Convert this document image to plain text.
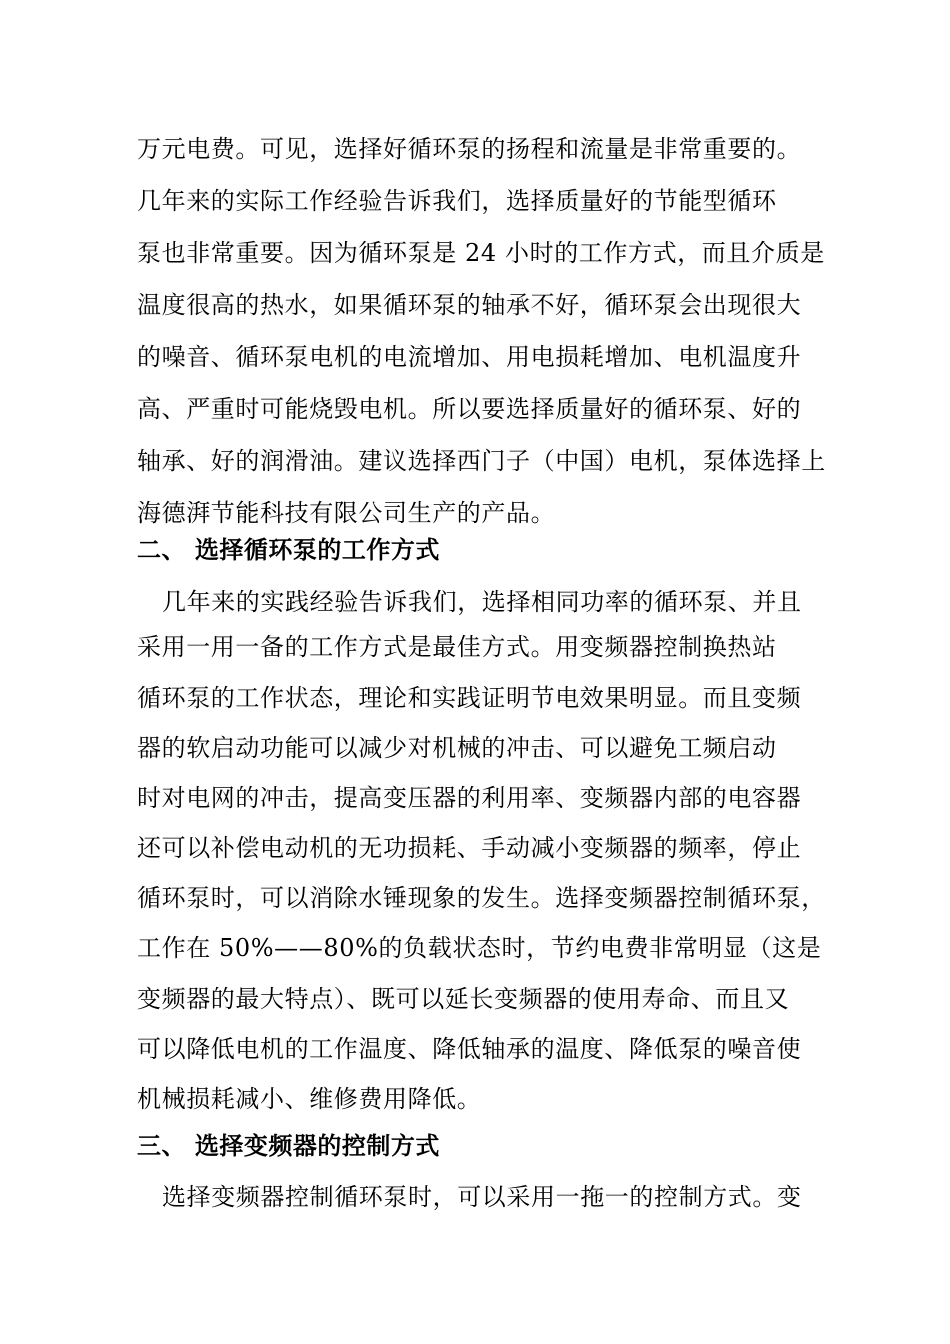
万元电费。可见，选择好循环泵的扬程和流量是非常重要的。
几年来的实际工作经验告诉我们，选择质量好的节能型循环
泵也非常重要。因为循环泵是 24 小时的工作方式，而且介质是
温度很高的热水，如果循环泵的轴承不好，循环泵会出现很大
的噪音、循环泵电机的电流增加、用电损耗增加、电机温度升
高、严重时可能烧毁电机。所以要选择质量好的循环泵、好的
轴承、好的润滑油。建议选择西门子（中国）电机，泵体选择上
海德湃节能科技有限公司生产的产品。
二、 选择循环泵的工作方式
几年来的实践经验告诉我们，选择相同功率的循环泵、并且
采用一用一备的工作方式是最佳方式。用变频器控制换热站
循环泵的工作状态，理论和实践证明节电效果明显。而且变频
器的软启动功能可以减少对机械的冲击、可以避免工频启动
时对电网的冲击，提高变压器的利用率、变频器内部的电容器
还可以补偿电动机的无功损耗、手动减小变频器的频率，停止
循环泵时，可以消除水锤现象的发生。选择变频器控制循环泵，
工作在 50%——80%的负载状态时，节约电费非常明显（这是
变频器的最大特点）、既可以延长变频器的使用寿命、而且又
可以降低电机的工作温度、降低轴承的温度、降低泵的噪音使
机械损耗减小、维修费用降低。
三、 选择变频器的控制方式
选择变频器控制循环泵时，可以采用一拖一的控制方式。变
—————
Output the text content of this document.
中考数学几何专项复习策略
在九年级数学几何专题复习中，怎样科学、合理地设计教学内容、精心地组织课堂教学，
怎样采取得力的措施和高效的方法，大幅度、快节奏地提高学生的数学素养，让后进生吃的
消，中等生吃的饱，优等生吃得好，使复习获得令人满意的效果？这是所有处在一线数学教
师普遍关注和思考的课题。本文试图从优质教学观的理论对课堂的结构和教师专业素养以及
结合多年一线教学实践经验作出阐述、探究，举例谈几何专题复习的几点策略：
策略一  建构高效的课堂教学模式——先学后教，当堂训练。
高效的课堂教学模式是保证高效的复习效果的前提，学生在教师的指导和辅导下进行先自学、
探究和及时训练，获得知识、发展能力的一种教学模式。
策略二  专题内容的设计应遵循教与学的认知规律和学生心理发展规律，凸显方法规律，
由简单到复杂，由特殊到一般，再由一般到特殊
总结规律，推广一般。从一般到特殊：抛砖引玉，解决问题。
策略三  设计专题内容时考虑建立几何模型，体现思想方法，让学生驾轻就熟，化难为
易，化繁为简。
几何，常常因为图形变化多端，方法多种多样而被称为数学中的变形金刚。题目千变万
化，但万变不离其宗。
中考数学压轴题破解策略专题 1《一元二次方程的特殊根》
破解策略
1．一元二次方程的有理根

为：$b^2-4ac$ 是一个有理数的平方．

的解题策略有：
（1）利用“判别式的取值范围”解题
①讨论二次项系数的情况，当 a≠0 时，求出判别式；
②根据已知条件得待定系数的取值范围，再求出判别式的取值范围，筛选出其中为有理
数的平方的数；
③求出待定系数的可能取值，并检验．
—————
**What is being asked**
Copy each line above that contains the word "this".

**Worked answer**
Convert this document image to plain text.
Output the text content of this document.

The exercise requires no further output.